┌────────

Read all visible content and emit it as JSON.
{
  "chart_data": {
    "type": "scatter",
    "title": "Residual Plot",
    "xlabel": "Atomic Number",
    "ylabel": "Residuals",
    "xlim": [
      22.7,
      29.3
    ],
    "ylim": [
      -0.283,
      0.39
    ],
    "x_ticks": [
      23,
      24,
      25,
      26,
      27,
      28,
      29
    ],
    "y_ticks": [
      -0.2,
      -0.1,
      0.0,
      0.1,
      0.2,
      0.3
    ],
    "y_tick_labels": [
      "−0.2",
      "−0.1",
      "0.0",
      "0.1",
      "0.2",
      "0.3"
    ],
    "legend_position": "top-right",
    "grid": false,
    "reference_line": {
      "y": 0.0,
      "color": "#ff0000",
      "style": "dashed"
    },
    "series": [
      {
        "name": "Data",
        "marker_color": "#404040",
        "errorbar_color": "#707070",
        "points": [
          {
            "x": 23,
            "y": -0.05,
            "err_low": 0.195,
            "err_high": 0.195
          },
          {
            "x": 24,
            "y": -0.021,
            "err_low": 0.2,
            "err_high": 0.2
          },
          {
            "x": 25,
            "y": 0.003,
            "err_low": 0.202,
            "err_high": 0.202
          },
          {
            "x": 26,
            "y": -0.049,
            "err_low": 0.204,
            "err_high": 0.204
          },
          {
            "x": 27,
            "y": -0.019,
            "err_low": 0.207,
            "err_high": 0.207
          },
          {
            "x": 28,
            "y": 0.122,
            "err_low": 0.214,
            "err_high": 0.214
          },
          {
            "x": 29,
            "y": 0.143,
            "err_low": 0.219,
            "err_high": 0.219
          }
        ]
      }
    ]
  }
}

└────────

- **Exercise directions**: Return the material exactly as it stands.

- **Exercise answer**:
Read all visible content and emit it as JSON.
{
  "chart_data": {
    "type": "scatter",
    "title": "Residual Plot",
    "xlabel": "Atomic Number",
    "ylabel": "Residuals",
    "xlim": [
      22.7,
      29.3
    ],
    "ylim": [
      -0.283,
      0.39
    ],
    "x_ticks": [
      23,
      24,
      25,
      26,
      27,
      28,
      29
    ],
    "y_ticks": [
      -0.2,
      -0.1,
      0.0,
      0.1,
      0.2,
      0.3
    ],
    "y_tick_labels": [
      "−0.2",
      "−0.1",
      "0.0",
      "0.1",
      "0.2",
      "0.3"
    ],
    "legend_position": "top-right",
    "grid": false,
    "reference_line": {
      "y": 0.0,
      "color": "#ff0000",
      "style": "dashed"
    },
    "series": [
      {
        "name": "Data",
        "marker_color": "#404040",
        "errorbar_color": "#707070",
        "points": [
          {
            "x": 23,
            "y": -0.05,
            "err_low": 0.195,
            "err_high": 0.195
          },
          {
            "x": 24,
            "y": -0.021,
            "err_low": 0.2,
            "err_high": 0.2
          },
          {
            "x": 25,
            "y": 0.003,
            "err_low": 0.202,
            "err_high": 0.202
          },
          {
            "x": 26,
            "y": -0.049,
            "err_low": 0.204,
            "err_high": 0.204
          },
          {
            "x": 27,
            "y": -0.019,
            "err_low": 0.207,
            "err_high": 0.207
          },
          {
            "x": 28,
            "y": 0.122,
            "err_low": 0.214,
            "err_high": 0.214
          },
          {
            "x": 29,
            "y": 0.143,
            "err_low": 0.219,
            "err_high": 0.219
          }
        ]
      }
    ]
  }
}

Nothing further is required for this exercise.